-- START OF GIVEN ENTRIES --

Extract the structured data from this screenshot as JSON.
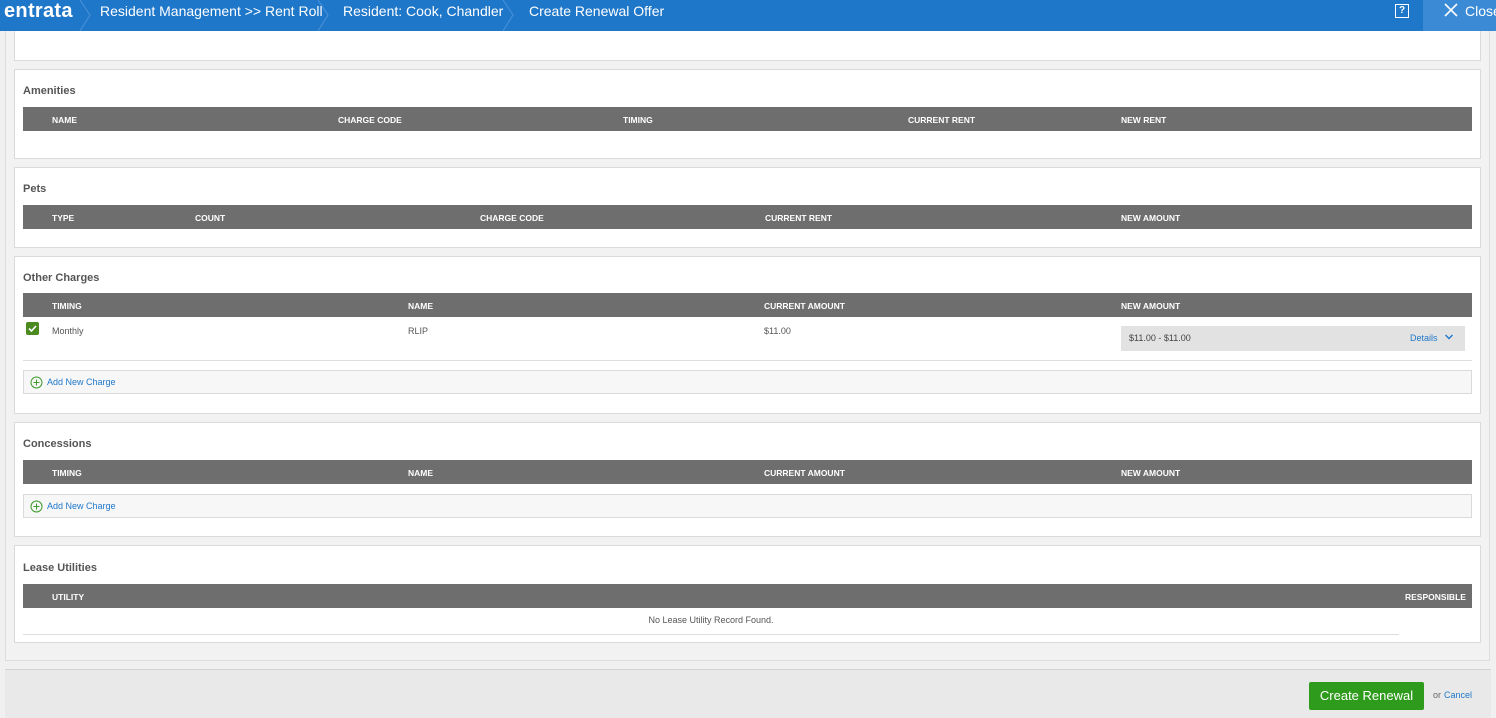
{
  "header": {
    "logo": "entrata",
    "breadcrumbs": [
      "Resident Management >> Rent Roll",
      "Resident: Cook, Chandler",
      "Create Renewal Offer"
    ],
    "help_icon": "?",
    "close_label": "Close"
  },
  "amenities": {
    "title": "Amenities",
    "columns": [
      "NAME",
      "CHARGE CODE",
      "TIMING",
      "CURRENT RENT",
      "NEW RENT"
    ]
  },
  "pets": {
    "title": "Pets",
    "columns": [
      "TYPE",
      "COUNT",
      "CHARGE CODE",
      "CURRENT RENT",
      "NEW AMOUNT"
    ]
  },
  "other_charges": {
    "title": "Other Charges",
    "columns": [
      "TIMING",
      "NAME",
      "CURRENT AMOUNT",
      "NEW AMOUNT"
    ],
    "rows": [
      {
        "checked": true,
        "timing": "Monthly",
        "name": "RLIP",
        "current_amount": "$11.00",
        "new_amount": "$11.00 - $11.00",
        "details_label": "Details"
      }
    ],
    "add_label": "Add New Charge"
  },
  "concessions": {
    "title": "Concessions",
    "columns": [
      "TIMING",
      "NAME",
      "CURRENT AMOUNT",
      "NEW AMOUNT"
    ],
    "add_label": "Add New Charge"
  },
  "lease_utilities": {
    "title": "Lease Utilities",
    "columns": [
      "UTILITY",
      "RESPONSIBLE"
    ],
    "empty_message": "No Lease Utility Record Found."
  },
  "footer": {
    "create_label": "Create Renewal",
    "or_label": "or",
    "cancel_label": "Cancel"
  },
  "colors": {
    "topbar": "#1f77c9",
    "table_header": "#6e6e6e",
    "primary_button": "#2f9b1c",
    "link": "#1f77c9"
  }
}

-- END OF GIVEN ENTRIES --

Identify the lines above with the word "title". Copy them.

- [SOLUTION]
    "title": "Amenities",
    "title": "Pets",
    "title": "Other Charges",
    "title": "Concessions",
    "title": "Lease Utilities",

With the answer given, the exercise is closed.